## Task objective
Present the following entries again, word for word and in full.

Records contained in a dataset
-- begin --
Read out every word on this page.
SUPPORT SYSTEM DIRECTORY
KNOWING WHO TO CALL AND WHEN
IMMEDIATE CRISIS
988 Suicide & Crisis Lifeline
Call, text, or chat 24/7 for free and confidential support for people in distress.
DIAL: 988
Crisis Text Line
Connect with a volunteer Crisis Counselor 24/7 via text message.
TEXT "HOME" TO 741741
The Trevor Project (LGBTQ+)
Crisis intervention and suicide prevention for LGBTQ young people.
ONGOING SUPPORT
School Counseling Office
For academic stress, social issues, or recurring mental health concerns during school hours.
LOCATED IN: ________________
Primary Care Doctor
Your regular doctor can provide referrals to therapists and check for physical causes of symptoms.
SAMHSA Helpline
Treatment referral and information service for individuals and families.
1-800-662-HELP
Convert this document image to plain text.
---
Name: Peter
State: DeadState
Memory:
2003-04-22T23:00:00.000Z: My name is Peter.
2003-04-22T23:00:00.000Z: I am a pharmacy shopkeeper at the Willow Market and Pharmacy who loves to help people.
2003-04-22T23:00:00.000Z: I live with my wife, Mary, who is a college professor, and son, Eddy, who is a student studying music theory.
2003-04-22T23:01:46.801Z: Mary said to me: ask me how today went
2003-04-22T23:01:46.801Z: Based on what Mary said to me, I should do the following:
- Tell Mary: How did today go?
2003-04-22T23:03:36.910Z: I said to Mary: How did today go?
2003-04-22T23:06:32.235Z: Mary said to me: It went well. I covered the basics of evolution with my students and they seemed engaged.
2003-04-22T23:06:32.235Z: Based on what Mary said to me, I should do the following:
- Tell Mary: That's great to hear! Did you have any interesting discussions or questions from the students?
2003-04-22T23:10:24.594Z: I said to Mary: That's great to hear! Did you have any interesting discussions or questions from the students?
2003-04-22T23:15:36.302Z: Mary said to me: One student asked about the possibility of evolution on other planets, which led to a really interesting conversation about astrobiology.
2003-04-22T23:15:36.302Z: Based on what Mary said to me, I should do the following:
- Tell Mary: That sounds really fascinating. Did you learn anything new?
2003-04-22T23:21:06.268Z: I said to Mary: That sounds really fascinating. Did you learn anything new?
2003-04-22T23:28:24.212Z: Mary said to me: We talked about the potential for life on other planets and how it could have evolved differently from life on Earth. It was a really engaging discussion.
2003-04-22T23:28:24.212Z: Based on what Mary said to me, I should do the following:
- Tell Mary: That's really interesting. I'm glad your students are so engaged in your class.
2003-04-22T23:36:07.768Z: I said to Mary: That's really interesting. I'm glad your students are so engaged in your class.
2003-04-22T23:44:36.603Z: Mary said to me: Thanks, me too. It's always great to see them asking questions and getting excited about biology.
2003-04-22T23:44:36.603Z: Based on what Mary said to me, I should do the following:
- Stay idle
-- end --
## Answer
Read out every word on this page.
SUPPORT SYSTEM DIRECTORY
KNOWING WHO TO CALL AND WHEN
IMMEDIATE CRISIS
988 Suicide & Crisis Lifeline
Call, text, or chat 24/7 for free and confidential support for people in distress.
DIAL: 988
Crisis Text Line
Connect with a volunteer Crisis Counselor 24/7 via text message.
TEXT "HOME" TO 741741
The Trevor Project (LGBTQ+)
Crisis intervention and suicide prevention for LGBTQ young people.
ONGOING SUPPORT
School Counseling Office
For academic stress, social issues, or recurring mental health concerns during school hours.
LOCATED IN: ________________
Primary Care Doctor
Your regular doctor can provide referrals to therapists and check for physical causes of symptoms.
SAMHSA Helpline
Treatment referral and information service for individuals and families.
1-800-662-HELP
Convert this document image to plain text.
---
Name: Peter
State: DeadState
Memory:
2003-04-22T23:00:00.000Z: My name is Peter.
2003-04-22T23:00:00.000Z: I am a pharmacy shopkeeper at the Willow Market and Pharmacy who loves to help people.
2003-04-22T23:00:00.000Z: I live with my wife, Mary, who is a college professor, and son, Eddy, who is a student studying music theory.
2003-04-22T23:01:46.801Z: Mary said to me: ask me how today went
2003-04-22T23:01:46.801Z: Based on what Mary said to me, I should do the following:
- Tell Mary: How did today go?
2003-04-22T23:03:36.910Z: I said to Mary: How did today go?
2003-04-22T23:06:32.235Z: Mary said to me: It went well. I covered the basics of evolution with my students and they seemed engaged.
2003-04-22T23:06:32.235Z: Based on what Mary said to me, I should do the following:
- Tell Mary: That's great to hear! Did you have any interesting discussions or questions from the students?
2003-04-22T23:10:24.594Z: I said to Mary: That's great to hear! Did you have any interesting discussions or questions from the students?
2003-04-22T23:15:36.302Z: Mary said to me: One student asked about the possibility of evolution on other planets, which led to a really interesting conversation about astrobiology.
2003-04-22T23:15:36.302Z: Based on what Mary said to me, I should do the following:
- Tell Mary: That sounds really fascinating. Did you learn anything new?
2003-04-22T23:21:06.268Z: I said to Mary: That sounds really fascinating. Did you learn anything new?
2003-04-22T23:28:24.212Z: Mary said to me: We talked about the potential for life on other planets and how it could have evolved differently from life on Earth. It was a really engaging discussion.
2003-04-22T23:28:24.212Z: Based on what Mary said to me, I should do the following:
- Tell Mary: That's really interesting. I'm glad your students are so engaged in your class.
2003-04-22T23:36:07.768Z: I said to Mary: That's really interesting. I'm glad your students are so engaged in your class.
2003-04-22T23:44:36.603Z: Mary said to me: Thanks, me too. It's always great to see them asking questions and getting excited about biology.
2003-04-22T23:44:36.603Z: Based on what Mary said to me, I should do the following:
- Stay idle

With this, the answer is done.